[TASK GOAL] All the entries need to be quoted exactly, apart from the pictures, which you should drop.

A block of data

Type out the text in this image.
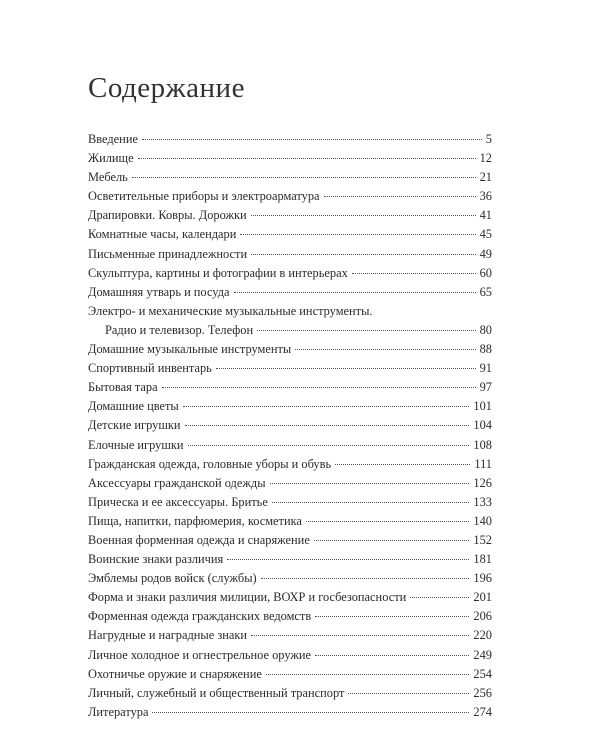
Содержание
Введение	5
Жилище	12
Мебель	21
Осветительные приборы и электроарматура	36
Драпировки. Ковры. Дорожки	41
Комнатные часы, календари	45
Письменные принадлежности	49
Скульптура, картины и фотографии в интерьерах	60
Домашняя утварь и посуда	65
Электро- и механические музыкальные инструменты.
Радио и телевизор. Телефон	80
Домашние музыкальные инструменты	88
Спортивный инвентарь	91
Бытовая тара	97
Домашние цветы	101
Детские игрушки	104
Елочные игрушки	108
Гражданская одежда, головные уборы и обувь	111
Аксессуары гражданской одежды	126
Прическа и ее аксессуары. Бритье	133
Пища, напитки, парфюмерия, косметика	140
Военная форменная одежда и снаряжение	152
Воинские знаки различия	181
Эмблемы родов войск (службы)	196
Форма и знаки различия милиции, ВОХР и госбезопасности	201
Форменная одежда гражданских ведомств	206
Нагрудные и наградные знаки	220
Личное холодное и огнестрельное оружие	249
Охотничье оружие и снаряжение	254
Личный, служебный и общественный транспорт	256
Литература	274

[RESPONSE TO THIS TASK]
Type out the text in this image.
Содержание
Введение	5
Жилище	12
Мебель	21
Осветительные приборы и электроарматура	36
Драпировки. Ковры. Дорожки	41
Комнатные часы, календари	45
Письменные принадлежности	49
Скульптура, картины и фотографии в интерьерах	60
Домашняя утварь и посуда	65
Электро- и механические музыкальные инструменты.
Радио и телевизор. Телефон	80
Домашние музыкальные инструменты	88
Спортивный инвентарь	91
Бытовая тара	97
Домашние цветы	101
Детские игрушки	104
Елочные игрушки	108
Гражданская одежда, головные уборы и обувь	111
Аксессуары гражданской одежды	126
Прическа и ее аксессуары. Бритье	133
Пища, напитки, парфюмерия, косметика	140
Военная форменная одежда и снаряжение	152
Воинские знаки различия	181
Эмблемы родов войск (службы)	196
Форма и знаки различия милиции, ВОХР и госбезопасности	201
Форменная одежда гражданских ведомств	206
Нагрудные и наградные знаки	220
Личное холодное и огнестрельное оружие	249
Охотничье оружие и снаряжение	254
Личный, служебный и общественный транспорт	256
Литература	274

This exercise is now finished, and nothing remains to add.